What you need to do: Present each line of the entries below that holds the word "your".

= = = =

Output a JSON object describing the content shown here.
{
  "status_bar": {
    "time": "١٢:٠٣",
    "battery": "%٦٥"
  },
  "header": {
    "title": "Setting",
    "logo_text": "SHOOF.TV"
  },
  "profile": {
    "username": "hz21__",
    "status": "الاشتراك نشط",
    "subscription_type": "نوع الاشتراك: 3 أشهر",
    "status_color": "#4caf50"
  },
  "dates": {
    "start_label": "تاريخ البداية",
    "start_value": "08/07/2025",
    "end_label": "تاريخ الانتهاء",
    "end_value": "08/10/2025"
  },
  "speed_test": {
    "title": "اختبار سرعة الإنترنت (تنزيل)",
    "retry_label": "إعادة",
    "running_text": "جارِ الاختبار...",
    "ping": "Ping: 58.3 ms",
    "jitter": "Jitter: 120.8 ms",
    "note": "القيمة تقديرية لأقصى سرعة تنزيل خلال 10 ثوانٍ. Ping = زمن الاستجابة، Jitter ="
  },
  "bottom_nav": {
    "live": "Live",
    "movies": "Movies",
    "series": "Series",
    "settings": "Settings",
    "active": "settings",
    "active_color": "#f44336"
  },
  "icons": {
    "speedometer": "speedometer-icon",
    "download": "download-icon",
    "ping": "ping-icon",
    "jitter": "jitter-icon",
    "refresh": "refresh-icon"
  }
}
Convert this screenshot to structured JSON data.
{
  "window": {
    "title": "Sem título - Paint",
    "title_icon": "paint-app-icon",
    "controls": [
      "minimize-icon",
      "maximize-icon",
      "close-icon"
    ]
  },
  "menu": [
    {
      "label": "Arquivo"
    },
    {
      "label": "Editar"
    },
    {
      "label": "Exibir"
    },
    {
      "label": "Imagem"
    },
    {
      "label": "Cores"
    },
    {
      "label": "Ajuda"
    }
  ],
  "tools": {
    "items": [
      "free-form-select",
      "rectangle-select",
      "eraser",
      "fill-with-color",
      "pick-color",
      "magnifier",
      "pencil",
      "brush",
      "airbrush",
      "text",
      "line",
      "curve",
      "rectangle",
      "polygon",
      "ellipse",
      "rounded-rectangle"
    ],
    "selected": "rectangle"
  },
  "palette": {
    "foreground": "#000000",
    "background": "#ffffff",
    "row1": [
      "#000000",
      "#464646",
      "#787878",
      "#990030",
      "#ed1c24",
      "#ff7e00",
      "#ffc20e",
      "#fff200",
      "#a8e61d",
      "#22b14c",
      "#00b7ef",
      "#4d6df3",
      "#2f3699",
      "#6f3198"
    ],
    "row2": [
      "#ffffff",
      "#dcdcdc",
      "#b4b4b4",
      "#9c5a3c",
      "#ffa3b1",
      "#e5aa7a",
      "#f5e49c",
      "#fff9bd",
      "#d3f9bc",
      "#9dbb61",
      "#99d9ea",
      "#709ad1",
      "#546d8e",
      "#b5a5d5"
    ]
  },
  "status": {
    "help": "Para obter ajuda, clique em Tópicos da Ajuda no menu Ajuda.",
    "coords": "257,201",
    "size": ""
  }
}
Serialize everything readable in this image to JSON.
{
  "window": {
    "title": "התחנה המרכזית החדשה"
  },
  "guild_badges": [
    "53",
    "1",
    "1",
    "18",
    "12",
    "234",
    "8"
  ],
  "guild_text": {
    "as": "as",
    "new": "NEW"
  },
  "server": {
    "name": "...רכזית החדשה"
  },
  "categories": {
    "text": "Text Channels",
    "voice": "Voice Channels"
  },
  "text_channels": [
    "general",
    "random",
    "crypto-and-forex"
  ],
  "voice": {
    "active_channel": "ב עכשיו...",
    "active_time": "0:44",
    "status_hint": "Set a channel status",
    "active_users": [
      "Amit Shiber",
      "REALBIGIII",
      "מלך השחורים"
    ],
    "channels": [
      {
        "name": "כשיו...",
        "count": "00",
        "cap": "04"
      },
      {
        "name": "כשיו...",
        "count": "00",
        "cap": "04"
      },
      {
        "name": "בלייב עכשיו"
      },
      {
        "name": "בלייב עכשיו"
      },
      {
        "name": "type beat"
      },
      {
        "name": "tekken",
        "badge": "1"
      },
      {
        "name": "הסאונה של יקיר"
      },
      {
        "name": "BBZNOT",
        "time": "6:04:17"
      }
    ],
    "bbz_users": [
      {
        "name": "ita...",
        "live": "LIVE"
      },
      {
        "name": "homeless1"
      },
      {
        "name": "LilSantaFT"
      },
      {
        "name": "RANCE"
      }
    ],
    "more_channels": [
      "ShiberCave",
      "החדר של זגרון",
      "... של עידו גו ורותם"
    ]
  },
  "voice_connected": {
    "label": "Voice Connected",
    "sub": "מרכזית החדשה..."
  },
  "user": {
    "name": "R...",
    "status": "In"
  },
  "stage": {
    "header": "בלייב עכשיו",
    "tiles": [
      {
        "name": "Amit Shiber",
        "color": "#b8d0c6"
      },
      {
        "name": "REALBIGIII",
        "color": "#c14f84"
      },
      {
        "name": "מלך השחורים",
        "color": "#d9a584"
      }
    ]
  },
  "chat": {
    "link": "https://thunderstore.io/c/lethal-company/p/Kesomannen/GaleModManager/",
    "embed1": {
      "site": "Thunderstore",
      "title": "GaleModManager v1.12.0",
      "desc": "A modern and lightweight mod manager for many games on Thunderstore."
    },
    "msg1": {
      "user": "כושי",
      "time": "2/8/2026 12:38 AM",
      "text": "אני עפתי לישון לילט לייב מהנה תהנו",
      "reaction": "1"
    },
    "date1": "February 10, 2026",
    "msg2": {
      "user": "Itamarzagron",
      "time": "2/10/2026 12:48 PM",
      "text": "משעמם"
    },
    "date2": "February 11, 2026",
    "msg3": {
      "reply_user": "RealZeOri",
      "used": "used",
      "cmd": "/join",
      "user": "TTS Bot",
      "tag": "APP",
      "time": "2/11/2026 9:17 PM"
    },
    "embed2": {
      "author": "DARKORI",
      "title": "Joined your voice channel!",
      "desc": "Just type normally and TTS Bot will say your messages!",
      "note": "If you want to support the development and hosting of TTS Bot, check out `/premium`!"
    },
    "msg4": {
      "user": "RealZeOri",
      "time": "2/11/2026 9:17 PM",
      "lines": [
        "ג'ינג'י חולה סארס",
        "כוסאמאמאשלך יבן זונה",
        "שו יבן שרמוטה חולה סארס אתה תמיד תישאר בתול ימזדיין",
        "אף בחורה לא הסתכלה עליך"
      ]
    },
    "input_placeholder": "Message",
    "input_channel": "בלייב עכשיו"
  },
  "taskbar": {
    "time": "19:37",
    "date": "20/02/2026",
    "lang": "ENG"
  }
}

= = = =

Reply:
      "title": "Joined your voice channel!",
      "desc": "Just type normally and TTS Bot will say your messages!",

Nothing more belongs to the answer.